### CONSIGNE
Poursuivez le compte-rendu de la journée d’étude « bande son dessinée » au point où il s’arrête.

### EXTRAIT DE PAGE
* * *

Consulter Neuvième Art la revue

la bande son dessinée

Catherine Ternaux

à propos de la journée d’étude organisée à Angoulême le 7 juin 2012 par les étudiants du master BD de l’École Européenne Supérieure de l’Image

La journée d’étude intitulée « bande son dessinée » a rassemblé dans l’auditorium du musée de la bande dessinée une quarantaine de personnes, principalement étudiants et auteurs de bande dessinée. Voici un petit compte-rendu pour tous les curieux qui n’ont pas pu être présents ce jour-là.

La première intervention, de Jean-Charles Vincent, a porté sur l’adaptation du rock en bande dessinée à travers l’exemple de Jimi Hendrix.

Moebius,
{Jimi Hendrix : émotions électriques} (détail).
Ed. Castor astral, 1999.

Jean-Charles Vincent note, à travers la diversité des nombreuses adaptations en lien avec le célèbre compositeur-guitariste des années 1960/70, trois modes de représentation :
• Le mode narratif : classique, voire scolaire, sans souffle, sans un réel investissement de l’auteur, et qui ne retiendra pas son attention.
• Le mode onirique : l’auteur cherche à rendre l’univers du musicien et de sa musique. Ce mode répond à un schéma plus intuitif, plus imaginatif. Comme en témoignent les pages de Robert Crumb, Druillet, Solé, ou encore les illustrations de Moebius parues en 1998 au Castor astral. Jimi Hendrix y est là réinventé au travers des éléments graphiques de l’univers moebiusien.
• Le mode expressif : où ce qui importe est le rythme, les nuances, les jeux de contrastes ou d’harmonie. La source musicale est le moteur de l’expression graphique. L’écrit laisse parler l’image. L’exemple parfait en est l’album de Martin I. Green et Bill Sienkiewick sur Jimi Hendrix. La mise en image explose littéralement, de même que Jimi Hendrix était capable d’exploser musicalement sur scène. Il s’agit d’une traduction graphique de l’énergie du musicien, une véritable aventure cinesthésique.

Bill Sienkiewicz, {Jimi Hendrix : La légende du voodoo child}. Delcourt, 2004.

Nadine Chirol a ensuite développé le thème : dessiner la musique : discordance et harmonie.
Après avoir rappelé en préambule que la bande dessinée est par essence privée de son, Nadine Chirol a présenté un panorama des différents signaux conventionnels servant à signifier la musique, et particulièrement relevé les cas de figure où la musique est facteur de trouble (le barde dans Astérix, Gaston et son gaffophone, le Schtroumpf musicien qui fait « pouët »…).

Joann Sfar,
{Klezmer}, tome 1.
Gallimard, 2005.

La musique interroge la place dans la société comme dans Poulet aux prunes de Marjane Satrapi, qui met en scène l’archétype du poète maudit. La musique, note-t-elle, est souvent tout ce qu’il reste aux parias, comme dans Artic Nation, le tome 2 de la série Blacksad de Canales et Guarnido.

* * *

### DONNÉES EXTRAITES
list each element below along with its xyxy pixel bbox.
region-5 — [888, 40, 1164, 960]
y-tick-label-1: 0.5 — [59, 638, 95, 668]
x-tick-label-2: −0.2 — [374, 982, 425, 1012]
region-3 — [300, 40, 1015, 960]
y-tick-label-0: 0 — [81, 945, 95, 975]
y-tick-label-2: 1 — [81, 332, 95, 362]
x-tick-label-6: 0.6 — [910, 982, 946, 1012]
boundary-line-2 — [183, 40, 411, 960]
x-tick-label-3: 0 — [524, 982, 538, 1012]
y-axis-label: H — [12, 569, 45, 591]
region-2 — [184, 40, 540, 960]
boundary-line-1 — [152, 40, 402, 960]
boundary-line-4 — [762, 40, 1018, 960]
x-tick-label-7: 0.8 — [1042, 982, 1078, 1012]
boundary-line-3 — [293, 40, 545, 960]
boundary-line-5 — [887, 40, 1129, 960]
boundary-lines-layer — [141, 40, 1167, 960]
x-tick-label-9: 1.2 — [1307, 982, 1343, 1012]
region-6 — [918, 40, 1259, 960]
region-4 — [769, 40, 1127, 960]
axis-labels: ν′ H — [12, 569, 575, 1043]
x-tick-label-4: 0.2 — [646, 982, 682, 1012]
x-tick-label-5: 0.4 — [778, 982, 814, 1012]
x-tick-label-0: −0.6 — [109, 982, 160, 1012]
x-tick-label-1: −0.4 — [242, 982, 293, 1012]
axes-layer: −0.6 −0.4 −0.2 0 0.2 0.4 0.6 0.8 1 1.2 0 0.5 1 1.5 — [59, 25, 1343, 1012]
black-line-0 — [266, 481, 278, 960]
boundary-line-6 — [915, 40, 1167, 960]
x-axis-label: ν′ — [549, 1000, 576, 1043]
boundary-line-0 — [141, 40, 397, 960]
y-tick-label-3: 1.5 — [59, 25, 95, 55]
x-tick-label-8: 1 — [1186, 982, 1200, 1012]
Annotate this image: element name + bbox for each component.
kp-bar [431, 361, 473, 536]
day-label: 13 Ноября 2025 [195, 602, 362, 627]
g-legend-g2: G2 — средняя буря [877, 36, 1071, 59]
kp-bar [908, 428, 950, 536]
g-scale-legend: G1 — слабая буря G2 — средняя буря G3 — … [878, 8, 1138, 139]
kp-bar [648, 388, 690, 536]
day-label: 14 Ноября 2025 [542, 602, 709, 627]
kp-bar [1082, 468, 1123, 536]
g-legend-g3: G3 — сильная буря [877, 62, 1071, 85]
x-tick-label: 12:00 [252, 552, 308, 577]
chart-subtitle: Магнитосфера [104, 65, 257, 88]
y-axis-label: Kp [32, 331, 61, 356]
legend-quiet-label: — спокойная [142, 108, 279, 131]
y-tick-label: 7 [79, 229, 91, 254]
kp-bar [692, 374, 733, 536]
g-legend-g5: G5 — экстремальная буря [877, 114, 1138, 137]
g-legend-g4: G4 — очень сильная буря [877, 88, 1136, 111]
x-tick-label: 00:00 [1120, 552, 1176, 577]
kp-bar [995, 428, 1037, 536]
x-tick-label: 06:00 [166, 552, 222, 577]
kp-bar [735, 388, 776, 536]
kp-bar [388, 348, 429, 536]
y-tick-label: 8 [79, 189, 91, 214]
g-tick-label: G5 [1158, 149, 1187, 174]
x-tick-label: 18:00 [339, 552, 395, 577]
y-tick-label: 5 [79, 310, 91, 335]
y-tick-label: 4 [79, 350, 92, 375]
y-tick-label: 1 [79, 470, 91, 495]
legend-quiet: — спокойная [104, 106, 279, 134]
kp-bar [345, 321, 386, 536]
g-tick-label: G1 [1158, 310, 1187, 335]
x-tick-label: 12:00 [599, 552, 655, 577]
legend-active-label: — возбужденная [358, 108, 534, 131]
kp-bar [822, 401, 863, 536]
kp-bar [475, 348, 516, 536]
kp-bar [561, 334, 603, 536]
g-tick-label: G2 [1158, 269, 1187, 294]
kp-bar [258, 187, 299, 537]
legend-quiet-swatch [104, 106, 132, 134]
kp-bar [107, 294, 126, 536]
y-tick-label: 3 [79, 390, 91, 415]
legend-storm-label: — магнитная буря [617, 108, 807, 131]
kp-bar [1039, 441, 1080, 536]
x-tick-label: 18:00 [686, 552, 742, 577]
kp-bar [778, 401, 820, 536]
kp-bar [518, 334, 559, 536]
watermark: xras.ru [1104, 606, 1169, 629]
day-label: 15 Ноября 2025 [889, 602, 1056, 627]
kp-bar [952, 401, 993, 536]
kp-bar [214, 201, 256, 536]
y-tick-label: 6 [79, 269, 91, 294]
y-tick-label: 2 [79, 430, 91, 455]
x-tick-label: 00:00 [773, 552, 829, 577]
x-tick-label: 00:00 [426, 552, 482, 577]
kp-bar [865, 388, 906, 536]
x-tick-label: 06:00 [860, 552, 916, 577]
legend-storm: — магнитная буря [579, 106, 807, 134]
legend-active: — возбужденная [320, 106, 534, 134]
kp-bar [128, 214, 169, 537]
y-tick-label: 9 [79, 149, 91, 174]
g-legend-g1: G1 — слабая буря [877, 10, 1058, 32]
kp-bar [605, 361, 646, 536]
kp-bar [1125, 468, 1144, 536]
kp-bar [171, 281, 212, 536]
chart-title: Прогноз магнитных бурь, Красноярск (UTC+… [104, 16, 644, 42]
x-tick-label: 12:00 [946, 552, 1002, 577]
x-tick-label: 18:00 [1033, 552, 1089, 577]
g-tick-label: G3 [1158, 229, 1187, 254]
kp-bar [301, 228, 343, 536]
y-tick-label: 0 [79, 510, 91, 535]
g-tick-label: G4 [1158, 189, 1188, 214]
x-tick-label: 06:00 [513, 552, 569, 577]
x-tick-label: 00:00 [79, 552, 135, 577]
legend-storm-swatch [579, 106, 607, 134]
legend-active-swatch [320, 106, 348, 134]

* * *

### RÉPONSE CI-DESSOUS
Des bandes dessinées comme Klezmer de Sfar mettent le lecteur dans l’ambiance des chants yiddish, et l’absence de traduction donne encore mieux à goûter de leur beauté sonore. En guise de contrepoint, l’étudiante évoque la musique dans Rébétiko de David Prudhomme : celle-ci y est silencieuse, et se manifeste au lecteur par le signe de la danse, décomposée case par case.

David Prudhomme, {Rébétiko}. Futuropolis, 2009

Une table ronde, animée par deux étudiants du master, a ensuite réuni Nine Antico, David Prudhomme et Hervé Bourrhis.
Il y est apparu que la musique est un univers propre à susciter l’imagination, et que ce n’est pas parce qu’on met en scène graphiquement le rock qu’on est soit même très « rock & Roll ». Hervé Bourrhis note le grand décalage entre « le travail de moine » que représente la bande dessinée et l’énergie sonore instantanée qu’il s’agit de transmettre. « Exprimer le son par le dessin, relève-t-il, c’est la grosse difficulté ! »
Difficulté habilement contournée par David Prudhomme, puisque la musique l’intéresse plus particulièrement par le biais du rythme, qui est une question que pose aussi la bande dessinée. « Dans Rébétiko, dit-il, la musique est en creux, elle passe par le visuel de la danse (…) Il m’est venu à l’esprit l’idée de faire couler le pinceau ou la plume, car je me représentais cette musique comme de l’encre épaisse et noire. J’ai opté pour un découpage très strict pour ne pas perturber le flux de lecture, qui peut permettre que le lecteur entre subrepticement dans cet univers voyou, dans lequel il n’a aucun repère musical, puisqu’en France cette musique n’est pas connue. L’album traite d’une musique lancinante, d’où des décors similaires, je cherchais la même ambiance, et l’histoire avance entre les chansons, les chansons sont un temps préservé mais il n’y a pas de rupture graphique ».

Nine Antico, {West Coast Story}, in {Rock Strips}. Flammarion, 2011.

Quel que soit le genre, rock, classique, punk…, la musique est bien associée à « un monde ». En termes de visuel, c’est la gestuelle du musicien qui intéresse Nine Antico, et la représentation d’un univers associé. « Dans Girls, don’t cry, la musique intervient comme un arrière-plan, une bande originale de l’album ». Une question se pose alors : l’auteur de bande dessinée doit-il payer des droits à la Sacem lorsqu’il utilise les paroles d’une chanson ? Question sur laquelle Hervé Bourrhis vient porter son éclairage, en précisant qu’il y a une limitation à un certain nombre de mots sinon, effectivement, il faut reverser des droits.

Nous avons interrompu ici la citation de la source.